[DESCRIPTION OF THE TASK]
Repeat the following lines exactly and nothing else: the line containing "OCR this image." and each line after it through the end of the listing.
START
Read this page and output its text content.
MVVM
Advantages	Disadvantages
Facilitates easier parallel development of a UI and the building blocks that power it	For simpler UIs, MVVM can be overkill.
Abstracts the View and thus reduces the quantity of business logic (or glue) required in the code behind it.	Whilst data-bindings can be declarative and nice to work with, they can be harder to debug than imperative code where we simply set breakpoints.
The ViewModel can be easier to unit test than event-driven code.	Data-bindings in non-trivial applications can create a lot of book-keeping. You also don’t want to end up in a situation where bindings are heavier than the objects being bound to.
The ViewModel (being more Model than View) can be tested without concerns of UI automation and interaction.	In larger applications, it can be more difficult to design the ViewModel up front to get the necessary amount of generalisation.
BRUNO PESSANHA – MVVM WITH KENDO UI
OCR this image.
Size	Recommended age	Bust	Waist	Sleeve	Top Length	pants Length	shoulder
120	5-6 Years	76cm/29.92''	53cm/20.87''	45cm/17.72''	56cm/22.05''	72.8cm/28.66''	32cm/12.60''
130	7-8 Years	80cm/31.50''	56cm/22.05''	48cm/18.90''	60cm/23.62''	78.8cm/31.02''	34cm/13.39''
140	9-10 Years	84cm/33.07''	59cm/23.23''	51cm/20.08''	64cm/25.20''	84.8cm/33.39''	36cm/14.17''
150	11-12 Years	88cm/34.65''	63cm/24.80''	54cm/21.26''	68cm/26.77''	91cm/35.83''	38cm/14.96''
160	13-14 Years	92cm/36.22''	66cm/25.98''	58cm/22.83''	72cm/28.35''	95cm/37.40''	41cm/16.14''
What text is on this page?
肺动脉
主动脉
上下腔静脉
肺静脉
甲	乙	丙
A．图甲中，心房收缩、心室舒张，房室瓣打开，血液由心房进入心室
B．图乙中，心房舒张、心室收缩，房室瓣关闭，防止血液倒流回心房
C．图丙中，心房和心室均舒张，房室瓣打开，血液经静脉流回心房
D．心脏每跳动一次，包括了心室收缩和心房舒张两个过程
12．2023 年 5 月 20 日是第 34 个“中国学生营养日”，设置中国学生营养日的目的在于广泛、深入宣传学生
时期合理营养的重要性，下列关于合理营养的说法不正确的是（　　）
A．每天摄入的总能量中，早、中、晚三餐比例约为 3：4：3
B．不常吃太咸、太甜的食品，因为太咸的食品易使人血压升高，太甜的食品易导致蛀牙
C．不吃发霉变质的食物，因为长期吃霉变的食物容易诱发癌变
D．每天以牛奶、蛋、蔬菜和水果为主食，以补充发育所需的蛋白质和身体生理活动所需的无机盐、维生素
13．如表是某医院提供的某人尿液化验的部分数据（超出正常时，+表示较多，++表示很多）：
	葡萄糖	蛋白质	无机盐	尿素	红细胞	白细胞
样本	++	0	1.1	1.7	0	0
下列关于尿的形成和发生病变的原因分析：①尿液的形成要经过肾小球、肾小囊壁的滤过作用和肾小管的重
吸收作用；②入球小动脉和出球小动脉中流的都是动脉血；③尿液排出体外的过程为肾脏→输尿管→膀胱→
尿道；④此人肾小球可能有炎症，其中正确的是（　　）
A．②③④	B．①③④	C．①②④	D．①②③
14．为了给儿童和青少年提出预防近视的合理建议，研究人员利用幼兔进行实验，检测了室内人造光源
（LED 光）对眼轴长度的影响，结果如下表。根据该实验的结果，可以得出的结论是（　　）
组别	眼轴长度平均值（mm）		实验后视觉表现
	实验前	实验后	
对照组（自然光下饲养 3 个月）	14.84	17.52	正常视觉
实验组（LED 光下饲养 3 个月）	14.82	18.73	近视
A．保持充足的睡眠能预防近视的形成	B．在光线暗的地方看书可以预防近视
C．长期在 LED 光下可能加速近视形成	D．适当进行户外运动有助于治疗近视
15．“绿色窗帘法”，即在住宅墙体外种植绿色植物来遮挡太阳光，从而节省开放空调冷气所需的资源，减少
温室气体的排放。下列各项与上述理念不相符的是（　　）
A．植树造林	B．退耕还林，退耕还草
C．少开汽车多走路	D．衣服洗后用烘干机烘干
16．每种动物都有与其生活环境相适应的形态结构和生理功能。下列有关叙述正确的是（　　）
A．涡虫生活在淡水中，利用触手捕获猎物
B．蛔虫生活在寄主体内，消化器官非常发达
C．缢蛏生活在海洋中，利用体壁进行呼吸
END
[SOLUTION TO THIS EXERCISE]
OCR this image.
Size	Recommended age	Bust	Waist	Sleeve	Top Length	pants Length	shoulder
120	5-6 Years	76cm/29.92''	53cm/20.87''	45cm/17.72''	56cm/22.05''	72.8cm/28.66''	32cm/12.60''
130	7-8 Years	80cm/31.50''	56cm/22.05''	48cm/18.90''	60cm/23.62''	78.8cm/31.02''	34cm/13.39''
140	9-10 Years	84cm/33.07''	59cm/23.23''	51cm/20.08''	64cm/25.20''	84.8cm/33.39''	36cm/14.17''
150	11-12 Years	88cm/34.65''	63cm/24.80''	54cm/21.26''	68cm/26.77''	91cm/35.83''	38cm/14.96''
160	13-14 Years	92cm/36.22''	66cm/25.98''	58cm/22.83''	72cm/28.35''	95cm/37.40''	41cm/16.14''
What text is on this page?
肺动脉
主动脉
上下腔静脉
肺静脉
甲	乙	丙
A．图甲中，心房收缩、心室舒张，房室瓣打开，血液由心房进入心室
B．图乙中，心房舒张、心室收缩，房室瓣关闭，防止血液倒流回心房
C．图丙中，心房和心室均舒张，房室瓣打开，血液经静脉流回心房
D．心脏每跳动一次，包括了心室收缩和心房舒张两个过程
12．2023 年 5 月 20 日是第 34 个“中国学生营养日”，设置中国学生营养日的目的在于广泛、深入宣传学生
时期合理营养的重要性，下列关于合理营养的说法不正确的是（　　）
A．每天摄入的总能量中，早、中、晚三餐比例约为 3：4：3
B．不常吃太咸、太甜的食品，因为太咸的食品易使人血压升高，太甜的食品易导致蛀牙
C．不吃发霉变质的食物，因为长期吃霉变的食物容易诱发癌变
D．每天以牛奶、蛋、蔬菜和水果为主食，以补充发育所需的蛋白质和身体生理活动所需的无机盐、维生素
13．如表是某医院提供的某人尿液化验的部分数据（超出正常时，+表示较多，++表示很多）：
	葡萄糖	蛋白质	无机盐	尿素	红细胞	白细胞
样本	++	0	1.1	1.7	0	0
下列关于尿的形成和发生病变的原因分析：①尿液的形成要经过肾小球、肾小囊壁的滤过作用和肾小管的重
吸收作用；②入球小动脉和出球小动脉中流的都是动脉血；③尿液排出体外的过程为肾脏→输尿管→膀胱→
尿道；④此人肾小球可能有炎症，其中正确的是（　　）
A．②③④	B．①③④	C．①②④	D．①②③
14．为了给儿童和青少年提出预防近视的合理建议，研究人员利用幼兔进行实验，检测了室内人造光源
（LED 光）对眼轴长度的影响，结果如下表。根据该实验的结果，可以得出的结论是（　　）
组别	眼轴长度平均值（mm）		实验后视觉表现
	实验前	实验后	
对照组（自然光下饲养 3 个月）	14.84	17.52	正常视觉
实验组（LED 光下饲养 3 个月）	14.82	18.73	近视
A．保持充足的睡眠能预防近视的形成	B．在光线暗的地方看书可以预防近视
C．长期在 LED 光下可能加速近视形成	D．适当进行户外运动有助于治疗近视
15．“绿色窗帘法”，即在住宅墙体外种植绿色植物来遮挡太阳光，从而节省开放空调冷气所需的资源，减少
温室气体的排放。下列各项与上述理念不相符的是（　　）
A．植树造林	B．退耕还林，退耕还草
C．少开汽车多走路	D．衣服洗后用烘干机烘干
16．每种动物都有与其生活环境相适应的形态结构和生理功能。下列有关叙述正确的是（　　）
A．涡虫生活在淡水中，利用触手捕获猎物
B．蛔虫生活在寄主体内，消化器官非常发达
C．缢蛏生活在海洋中，利用体壁进行呼吸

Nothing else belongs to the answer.